Stated problem: Among the entries below, count the lines where the string "JSON" occurs, and give only the number.
:: Recorded data ::
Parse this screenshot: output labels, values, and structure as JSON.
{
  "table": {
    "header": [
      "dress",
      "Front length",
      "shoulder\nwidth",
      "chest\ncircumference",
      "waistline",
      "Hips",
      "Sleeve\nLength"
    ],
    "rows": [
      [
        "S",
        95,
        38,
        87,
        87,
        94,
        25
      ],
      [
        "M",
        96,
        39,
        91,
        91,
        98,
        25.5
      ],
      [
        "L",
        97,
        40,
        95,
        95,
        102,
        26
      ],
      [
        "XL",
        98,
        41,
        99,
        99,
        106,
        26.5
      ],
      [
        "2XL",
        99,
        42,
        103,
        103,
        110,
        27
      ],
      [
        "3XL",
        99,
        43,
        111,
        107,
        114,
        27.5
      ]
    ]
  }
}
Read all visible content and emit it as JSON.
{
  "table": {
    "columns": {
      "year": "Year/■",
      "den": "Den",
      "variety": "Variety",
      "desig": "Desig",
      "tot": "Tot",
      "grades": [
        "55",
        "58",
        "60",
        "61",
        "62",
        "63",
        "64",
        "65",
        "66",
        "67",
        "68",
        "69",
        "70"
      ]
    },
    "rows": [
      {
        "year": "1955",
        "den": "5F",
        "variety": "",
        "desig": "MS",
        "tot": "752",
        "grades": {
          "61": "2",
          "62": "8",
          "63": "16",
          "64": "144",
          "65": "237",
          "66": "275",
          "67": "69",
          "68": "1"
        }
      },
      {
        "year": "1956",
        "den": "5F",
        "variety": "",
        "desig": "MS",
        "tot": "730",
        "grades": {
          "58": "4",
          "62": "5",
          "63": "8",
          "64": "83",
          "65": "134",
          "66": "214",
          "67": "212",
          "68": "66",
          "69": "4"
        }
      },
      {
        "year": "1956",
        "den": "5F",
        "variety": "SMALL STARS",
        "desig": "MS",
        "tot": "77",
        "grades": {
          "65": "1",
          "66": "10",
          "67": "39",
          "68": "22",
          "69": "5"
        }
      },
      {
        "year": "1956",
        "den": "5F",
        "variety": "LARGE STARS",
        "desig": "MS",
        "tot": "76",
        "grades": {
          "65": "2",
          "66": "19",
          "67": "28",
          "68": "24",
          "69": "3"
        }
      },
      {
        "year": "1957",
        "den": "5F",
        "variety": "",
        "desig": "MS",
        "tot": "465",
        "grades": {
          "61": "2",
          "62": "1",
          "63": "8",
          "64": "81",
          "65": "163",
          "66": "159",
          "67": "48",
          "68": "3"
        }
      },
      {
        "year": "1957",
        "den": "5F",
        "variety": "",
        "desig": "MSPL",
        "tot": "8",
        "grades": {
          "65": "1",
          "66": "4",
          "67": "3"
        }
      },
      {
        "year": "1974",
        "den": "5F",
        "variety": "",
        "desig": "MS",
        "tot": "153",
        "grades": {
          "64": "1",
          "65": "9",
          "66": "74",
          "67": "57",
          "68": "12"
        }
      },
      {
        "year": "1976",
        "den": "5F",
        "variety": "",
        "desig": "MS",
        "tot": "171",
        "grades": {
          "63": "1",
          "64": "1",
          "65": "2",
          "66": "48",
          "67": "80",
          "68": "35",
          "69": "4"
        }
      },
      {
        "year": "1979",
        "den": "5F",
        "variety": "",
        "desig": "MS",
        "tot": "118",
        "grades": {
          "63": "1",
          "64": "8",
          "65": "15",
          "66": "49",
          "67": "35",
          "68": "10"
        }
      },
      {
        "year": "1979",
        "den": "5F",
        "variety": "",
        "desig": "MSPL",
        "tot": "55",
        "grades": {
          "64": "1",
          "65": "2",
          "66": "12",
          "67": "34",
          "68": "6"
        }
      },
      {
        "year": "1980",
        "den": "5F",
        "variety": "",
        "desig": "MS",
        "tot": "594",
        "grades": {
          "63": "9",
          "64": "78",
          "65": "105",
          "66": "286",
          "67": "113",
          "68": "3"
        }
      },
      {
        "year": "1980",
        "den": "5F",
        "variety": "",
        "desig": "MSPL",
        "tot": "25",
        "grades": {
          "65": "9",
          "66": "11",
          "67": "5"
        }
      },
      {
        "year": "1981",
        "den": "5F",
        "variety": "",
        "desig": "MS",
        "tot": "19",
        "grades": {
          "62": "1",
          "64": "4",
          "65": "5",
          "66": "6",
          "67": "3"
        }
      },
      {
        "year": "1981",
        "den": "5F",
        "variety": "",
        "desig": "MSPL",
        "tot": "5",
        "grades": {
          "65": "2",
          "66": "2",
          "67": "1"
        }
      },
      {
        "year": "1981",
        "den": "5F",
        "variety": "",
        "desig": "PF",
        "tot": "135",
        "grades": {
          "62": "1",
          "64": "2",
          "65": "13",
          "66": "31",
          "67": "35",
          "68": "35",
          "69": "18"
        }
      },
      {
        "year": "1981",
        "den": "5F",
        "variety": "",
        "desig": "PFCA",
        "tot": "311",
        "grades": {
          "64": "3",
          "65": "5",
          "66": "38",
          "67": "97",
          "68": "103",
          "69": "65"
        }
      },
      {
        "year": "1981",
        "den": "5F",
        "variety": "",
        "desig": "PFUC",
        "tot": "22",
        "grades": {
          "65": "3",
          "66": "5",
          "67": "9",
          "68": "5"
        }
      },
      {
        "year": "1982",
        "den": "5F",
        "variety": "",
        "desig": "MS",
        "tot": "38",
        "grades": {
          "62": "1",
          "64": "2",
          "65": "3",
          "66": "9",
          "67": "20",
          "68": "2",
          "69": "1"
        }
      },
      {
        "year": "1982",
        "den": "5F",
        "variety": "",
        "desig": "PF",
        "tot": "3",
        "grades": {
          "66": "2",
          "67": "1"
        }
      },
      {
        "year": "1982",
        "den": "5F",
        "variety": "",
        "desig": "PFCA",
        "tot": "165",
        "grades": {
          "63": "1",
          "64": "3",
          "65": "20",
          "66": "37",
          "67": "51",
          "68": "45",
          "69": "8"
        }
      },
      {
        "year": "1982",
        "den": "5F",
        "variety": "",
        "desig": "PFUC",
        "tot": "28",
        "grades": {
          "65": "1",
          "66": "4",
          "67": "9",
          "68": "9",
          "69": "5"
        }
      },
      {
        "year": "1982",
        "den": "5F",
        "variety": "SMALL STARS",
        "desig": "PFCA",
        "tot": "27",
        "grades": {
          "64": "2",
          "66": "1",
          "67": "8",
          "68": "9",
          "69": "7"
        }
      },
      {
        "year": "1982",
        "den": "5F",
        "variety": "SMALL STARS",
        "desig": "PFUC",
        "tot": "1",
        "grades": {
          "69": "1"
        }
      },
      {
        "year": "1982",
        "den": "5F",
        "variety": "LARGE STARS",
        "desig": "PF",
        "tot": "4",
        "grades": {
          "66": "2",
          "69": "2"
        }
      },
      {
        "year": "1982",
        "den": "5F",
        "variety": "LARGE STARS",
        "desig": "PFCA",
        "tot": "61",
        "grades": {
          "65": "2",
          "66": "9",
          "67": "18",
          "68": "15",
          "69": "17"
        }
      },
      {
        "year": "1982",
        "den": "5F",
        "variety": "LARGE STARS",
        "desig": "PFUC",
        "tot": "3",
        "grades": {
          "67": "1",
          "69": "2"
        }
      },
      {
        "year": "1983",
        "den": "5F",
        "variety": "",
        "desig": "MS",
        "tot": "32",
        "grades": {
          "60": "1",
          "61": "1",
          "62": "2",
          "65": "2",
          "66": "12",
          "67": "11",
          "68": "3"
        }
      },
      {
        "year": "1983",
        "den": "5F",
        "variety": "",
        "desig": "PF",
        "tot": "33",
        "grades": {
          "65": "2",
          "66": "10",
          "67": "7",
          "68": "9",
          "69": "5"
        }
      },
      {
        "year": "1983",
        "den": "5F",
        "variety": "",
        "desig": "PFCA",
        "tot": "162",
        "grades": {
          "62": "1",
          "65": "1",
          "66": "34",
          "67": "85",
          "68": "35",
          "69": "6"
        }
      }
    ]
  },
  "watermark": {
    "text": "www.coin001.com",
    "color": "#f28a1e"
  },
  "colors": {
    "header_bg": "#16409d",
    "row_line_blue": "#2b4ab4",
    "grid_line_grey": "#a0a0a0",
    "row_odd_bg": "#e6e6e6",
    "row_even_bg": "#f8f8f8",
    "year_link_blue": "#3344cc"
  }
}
:::
Task output: 2